### Given text

Basically, an user wants to change its profile picture.
The web server receives a posted image against /user/35435/profile/picture
, so the data needs to be saved, and the LastModification
property of the profile object updated.
Images are not stored locally in the web server, they need to be uploaded somewhere else (ie: cloud storage).
At the moment, every operation is represented by either a Command or a Query. Commands run in an ambient transaction (like a SQL transaction). The image upload operation is not transactional, but a compensating action can be done in case of error (ie: removing the image if the DB operation fails).
On a naive implementation, a command containing both current date and the image data is created. A command handler is executed, it loads the ProfileAggregate
aggregate, and ProfileAggregate.updateProfilePicture(imageUploader, image, currentDate)

######
### Study material

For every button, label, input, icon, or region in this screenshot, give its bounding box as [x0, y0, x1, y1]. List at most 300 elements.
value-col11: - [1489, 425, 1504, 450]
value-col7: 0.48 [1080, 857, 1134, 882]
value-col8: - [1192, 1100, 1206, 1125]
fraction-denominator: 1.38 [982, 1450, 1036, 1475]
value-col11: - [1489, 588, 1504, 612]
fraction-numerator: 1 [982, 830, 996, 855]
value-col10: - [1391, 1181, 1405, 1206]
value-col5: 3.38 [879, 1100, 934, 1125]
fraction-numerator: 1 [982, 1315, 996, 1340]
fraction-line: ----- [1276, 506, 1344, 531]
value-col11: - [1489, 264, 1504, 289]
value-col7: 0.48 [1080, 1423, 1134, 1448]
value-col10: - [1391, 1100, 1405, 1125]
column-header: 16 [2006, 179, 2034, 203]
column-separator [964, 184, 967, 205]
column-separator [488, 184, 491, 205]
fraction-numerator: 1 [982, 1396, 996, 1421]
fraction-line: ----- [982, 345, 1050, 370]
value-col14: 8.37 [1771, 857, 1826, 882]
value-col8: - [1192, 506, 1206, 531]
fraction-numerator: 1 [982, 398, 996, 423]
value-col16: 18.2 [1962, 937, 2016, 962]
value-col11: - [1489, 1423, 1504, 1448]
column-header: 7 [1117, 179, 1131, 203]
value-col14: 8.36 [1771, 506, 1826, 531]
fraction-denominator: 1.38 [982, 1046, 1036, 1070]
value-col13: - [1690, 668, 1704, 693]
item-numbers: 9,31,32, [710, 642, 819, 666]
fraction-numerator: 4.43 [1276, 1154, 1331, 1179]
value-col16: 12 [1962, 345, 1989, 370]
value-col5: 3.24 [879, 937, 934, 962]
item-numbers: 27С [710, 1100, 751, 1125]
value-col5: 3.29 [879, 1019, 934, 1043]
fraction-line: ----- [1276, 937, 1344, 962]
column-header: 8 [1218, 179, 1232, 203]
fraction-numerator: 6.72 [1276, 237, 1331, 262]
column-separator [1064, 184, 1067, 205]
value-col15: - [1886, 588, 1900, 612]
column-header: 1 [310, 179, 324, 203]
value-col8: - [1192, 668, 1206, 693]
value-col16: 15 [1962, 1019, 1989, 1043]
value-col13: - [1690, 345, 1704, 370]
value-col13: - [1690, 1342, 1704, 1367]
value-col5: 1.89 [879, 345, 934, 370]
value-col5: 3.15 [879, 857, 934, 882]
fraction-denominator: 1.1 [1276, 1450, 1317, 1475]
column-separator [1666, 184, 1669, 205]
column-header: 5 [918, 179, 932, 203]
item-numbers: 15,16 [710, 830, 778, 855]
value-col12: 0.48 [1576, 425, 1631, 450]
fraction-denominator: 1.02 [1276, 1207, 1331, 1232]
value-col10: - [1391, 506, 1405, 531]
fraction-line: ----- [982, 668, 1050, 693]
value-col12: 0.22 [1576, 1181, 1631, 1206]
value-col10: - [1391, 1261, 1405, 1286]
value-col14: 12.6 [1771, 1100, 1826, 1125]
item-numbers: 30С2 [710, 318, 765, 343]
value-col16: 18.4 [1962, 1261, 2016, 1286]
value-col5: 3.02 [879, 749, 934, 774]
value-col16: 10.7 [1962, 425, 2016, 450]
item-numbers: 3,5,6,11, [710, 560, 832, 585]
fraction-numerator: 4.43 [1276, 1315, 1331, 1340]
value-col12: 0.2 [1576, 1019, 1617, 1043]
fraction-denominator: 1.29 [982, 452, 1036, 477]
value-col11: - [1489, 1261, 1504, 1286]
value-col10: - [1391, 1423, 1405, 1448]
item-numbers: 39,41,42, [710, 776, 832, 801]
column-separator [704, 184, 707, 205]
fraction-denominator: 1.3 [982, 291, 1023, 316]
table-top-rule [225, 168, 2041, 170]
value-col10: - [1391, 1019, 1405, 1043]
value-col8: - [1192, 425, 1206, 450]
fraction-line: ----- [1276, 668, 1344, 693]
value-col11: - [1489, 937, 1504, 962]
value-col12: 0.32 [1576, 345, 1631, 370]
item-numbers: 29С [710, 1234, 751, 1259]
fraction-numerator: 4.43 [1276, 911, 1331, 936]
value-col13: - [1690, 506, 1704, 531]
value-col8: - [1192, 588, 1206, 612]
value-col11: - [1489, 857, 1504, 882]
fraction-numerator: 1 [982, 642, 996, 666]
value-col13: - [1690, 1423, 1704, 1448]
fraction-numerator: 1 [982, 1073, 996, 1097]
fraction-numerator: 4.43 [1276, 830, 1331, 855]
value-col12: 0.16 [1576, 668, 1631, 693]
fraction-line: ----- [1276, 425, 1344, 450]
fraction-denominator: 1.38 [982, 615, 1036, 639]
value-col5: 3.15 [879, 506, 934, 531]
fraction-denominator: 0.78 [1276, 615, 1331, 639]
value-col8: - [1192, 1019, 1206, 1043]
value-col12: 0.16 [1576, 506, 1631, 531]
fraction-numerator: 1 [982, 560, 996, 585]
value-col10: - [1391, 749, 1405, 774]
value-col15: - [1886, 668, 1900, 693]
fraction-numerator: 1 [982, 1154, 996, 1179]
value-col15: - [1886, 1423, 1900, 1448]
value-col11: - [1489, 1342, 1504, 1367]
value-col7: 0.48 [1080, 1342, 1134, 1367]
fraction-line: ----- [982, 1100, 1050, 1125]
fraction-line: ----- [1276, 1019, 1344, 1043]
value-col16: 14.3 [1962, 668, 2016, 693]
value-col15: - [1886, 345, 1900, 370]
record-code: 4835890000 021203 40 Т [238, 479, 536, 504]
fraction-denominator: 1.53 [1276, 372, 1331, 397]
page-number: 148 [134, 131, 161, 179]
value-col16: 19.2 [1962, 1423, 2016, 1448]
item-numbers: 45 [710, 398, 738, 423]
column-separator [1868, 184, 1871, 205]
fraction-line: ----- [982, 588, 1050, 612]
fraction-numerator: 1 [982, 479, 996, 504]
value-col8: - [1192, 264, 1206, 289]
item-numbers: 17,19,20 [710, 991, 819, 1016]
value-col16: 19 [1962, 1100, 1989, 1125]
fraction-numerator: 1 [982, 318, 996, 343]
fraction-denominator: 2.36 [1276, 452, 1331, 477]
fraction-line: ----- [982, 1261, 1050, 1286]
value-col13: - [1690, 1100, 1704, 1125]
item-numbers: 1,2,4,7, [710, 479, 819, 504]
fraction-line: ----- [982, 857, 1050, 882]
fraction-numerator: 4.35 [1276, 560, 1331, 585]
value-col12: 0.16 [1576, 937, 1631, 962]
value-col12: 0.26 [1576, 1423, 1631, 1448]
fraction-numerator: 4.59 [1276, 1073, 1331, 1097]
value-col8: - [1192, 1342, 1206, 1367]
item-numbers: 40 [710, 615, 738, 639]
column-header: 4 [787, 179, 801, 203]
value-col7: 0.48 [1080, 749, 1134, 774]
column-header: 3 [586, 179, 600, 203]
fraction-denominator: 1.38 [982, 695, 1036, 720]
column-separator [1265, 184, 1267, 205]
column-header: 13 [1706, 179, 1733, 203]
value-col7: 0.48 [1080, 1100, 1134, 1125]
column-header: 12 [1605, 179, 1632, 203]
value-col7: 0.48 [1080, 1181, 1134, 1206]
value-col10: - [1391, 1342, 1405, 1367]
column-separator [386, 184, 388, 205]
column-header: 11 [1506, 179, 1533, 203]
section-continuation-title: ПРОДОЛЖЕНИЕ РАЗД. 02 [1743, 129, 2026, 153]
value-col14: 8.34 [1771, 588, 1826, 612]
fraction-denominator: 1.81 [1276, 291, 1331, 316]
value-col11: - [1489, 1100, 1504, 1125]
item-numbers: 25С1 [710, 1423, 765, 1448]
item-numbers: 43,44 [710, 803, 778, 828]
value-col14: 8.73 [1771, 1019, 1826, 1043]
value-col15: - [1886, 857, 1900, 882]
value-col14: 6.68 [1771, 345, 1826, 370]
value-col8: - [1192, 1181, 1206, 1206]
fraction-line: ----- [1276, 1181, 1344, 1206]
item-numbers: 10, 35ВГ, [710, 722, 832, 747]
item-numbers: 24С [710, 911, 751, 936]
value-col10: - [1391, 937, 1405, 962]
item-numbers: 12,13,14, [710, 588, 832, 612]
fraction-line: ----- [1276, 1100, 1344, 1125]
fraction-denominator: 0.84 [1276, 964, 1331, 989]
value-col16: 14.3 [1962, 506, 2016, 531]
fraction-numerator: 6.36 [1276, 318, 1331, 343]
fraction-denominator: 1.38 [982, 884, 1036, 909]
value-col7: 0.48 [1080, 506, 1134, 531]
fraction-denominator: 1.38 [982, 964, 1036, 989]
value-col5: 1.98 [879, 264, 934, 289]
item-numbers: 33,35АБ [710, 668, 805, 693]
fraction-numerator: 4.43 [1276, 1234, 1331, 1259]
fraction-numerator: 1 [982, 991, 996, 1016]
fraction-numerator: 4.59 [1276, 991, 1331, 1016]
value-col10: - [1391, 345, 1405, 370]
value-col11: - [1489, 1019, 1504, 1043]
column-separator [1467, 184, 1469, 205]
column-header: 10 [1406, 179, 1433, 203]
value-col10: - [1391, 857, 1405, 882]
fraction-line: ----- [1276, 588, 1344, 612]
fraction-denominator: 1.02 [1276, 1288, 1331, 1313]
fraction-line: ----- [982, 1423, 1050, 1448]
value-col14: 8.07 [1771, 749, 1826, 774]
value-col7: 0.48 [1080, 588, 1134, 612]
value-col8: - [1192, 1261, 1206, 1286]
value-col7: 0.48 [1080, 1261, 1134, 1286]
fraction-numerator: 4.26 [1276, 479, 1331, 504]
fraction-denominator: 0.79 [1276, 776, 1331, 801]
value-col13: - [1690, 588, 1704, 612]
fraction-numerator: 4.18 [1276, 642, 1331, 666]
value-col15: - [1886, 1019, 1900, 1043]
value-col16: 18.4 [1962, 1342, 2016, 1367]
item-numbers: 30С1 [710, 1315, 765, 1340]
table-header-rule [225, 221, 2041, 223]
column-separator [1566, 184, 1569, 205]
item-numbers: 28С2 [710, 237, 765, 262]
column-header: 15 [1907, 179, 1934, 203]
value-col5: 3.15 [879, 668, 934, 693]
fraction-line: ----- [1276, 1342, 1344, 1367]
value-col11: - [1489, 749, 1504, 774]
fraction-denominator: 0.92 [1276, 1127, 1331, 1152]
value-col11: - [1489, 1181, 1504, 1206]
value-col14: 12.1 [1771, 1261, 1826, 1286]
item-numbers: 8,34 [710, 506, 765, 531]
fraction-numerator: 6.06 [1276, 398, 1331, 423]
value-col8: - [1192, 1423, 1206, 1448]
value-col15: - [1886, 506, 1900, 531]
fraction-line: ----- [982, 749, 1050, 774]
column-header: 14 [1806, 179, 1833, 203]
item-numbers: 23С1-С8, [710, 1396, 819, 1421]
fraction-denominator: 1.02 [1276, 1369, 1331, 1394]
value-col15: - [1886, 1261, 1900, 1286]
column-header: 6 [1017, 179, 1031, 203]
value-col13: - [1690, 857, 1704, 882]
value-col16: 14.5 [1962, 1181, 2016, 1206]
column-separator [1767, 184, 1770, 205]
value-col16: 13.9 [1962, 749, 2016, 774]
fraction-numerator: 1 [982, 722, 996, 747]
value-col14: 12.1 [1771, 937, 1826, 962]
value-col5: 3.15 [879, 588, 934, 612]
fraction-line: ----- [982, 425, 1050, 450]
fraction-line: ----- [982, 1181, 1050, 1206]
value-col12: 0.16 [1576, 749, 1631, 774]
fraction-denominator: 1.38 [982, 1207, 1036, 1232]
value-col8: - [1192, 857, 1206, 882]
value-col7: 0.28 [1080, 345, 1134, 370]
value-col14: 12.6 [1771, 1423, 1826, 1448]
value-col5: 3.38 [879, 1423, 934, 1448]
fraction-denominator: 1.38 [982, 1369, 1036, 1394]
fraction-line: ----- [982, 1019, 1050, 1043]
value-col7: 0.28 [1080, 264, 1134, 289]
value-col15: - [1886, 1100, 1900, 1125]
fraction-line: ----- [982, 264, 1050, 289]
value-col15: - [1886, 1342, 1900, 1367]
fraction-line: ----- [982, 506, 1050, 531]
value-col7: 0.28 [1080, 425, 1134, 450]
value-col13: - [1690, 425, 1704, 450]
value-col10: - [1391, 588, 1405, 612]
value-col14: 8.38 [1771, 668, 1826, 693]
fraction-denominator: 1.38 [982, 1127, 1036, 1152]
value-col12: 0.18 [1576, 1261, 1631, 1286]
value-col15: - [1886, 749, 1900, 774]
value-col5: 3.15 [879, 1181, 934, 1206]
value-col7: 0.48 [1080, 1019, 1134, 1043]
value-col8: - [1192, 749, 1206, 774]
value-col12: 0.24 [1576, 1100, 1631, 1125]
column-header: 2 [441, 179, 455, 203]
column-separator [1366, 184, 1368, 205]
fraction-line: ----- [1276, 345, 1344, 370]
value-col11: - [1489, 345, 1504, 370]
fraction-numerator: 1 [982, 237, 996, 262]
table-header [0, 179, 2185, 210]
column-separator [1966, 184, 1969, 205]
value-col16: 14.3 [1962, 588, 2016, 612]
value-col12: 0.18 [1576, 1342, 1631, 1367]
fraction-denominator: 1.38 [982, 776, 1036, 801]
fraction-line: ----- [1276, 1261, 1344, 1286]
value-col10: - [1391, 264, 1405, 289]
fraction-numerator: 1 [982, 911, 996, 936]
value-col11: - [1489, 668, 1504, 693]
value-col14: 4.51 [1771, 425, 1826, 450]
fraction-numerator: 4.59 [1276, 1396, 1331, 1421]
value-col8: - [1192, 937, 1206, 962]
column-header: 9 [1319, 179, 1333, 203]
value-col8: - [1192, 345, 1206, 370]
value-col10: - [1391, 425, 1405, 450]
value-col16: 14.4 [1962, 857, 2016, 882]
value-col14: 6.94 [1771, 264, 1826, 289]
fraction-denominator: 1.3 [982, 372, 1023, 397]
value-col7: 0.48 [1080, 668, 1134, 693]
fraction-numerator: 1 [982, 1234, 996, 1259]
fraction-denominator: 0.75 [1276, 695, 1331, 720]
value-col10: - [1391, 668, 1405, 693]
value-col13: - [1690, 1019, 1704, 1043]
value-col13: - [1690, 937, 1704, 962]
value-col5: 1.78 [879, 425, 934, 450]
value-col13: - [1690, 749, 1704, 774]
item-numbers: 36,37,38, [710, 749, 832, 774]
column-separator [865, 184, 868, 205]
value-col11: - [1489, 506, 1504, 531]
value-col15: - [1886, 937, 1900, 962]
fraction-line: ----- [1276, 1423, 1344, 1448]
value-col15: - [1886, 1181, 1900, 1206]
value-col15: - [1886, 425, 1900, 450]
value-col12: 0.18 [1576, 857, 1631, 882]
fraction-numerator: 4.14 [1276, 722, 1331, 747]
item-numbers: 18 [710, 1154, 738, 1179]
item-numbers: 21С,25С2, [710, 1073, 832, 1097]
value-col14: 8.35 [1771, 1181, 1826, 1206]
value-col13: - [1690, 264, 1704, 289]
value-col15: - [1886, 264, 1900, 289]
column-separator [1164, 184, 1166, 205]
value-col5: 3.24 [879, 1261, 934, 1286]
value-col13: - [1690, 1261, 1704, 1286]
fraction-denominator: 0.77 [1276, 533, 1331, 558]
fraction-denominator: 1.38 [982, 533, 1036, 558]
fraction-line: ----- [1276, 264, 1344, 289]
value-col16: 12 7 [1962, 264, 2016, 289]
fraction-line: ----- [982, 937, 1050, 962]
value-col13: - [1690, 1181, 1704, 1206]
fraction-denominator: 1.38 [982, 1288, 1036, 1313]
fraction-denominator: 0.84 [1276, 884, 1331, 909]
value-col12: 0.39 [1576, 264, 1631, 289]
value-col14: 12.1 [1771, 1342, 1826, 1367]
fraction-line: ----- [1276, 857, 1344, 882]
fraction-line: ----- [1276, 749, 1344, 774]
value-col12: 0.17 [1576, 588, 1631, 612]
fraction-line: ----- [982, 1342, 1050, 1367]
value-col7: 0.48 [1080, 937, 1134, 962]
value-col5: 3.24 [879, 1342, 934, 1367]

######

Activity list:
[a] Give the part of the profile picture text between "Basically, an user" and "DB operation fails).", inclusive, again, substituting "application server" for "web server".
[b] Proceed with the profile picture text from the point where it stops.

Results for each task:
[a]
Basically, an user wants to change its profile picture.
The application server receives a posted image against /user/35435/profile/picture
, so the data needs to be saved, and the LastModification
property of the profile object updated.
Images are not stored locally in the application server, they need to be uploaded somewhere else (ie: cloud storage).
At the moment, every operation is represented by either a Command or a Query. Commands run in an ambient transaction (like a SQL transaction). The image upload operation is not transactional, but a compensating action can be done in case of error (ie: removing the image if the DB operation fails).

[b]
is executed passing the imageUploader
domain service as parameter. Inside the method, the image is uploaded and the profile updated. The command handler saves changes in the DB and returns.
I do not like the fact that a transaction is held during the image upload. I do not like either doing non-domain-model operations (like uploading the image) from within an aggregate (even if the aggregate is calling somewhere else).
Should this interaction modeled like two independent commands that are executed in serial fashion, or it is OK to put anything inside an aggregate as long there is no dependencies in concrete implementations.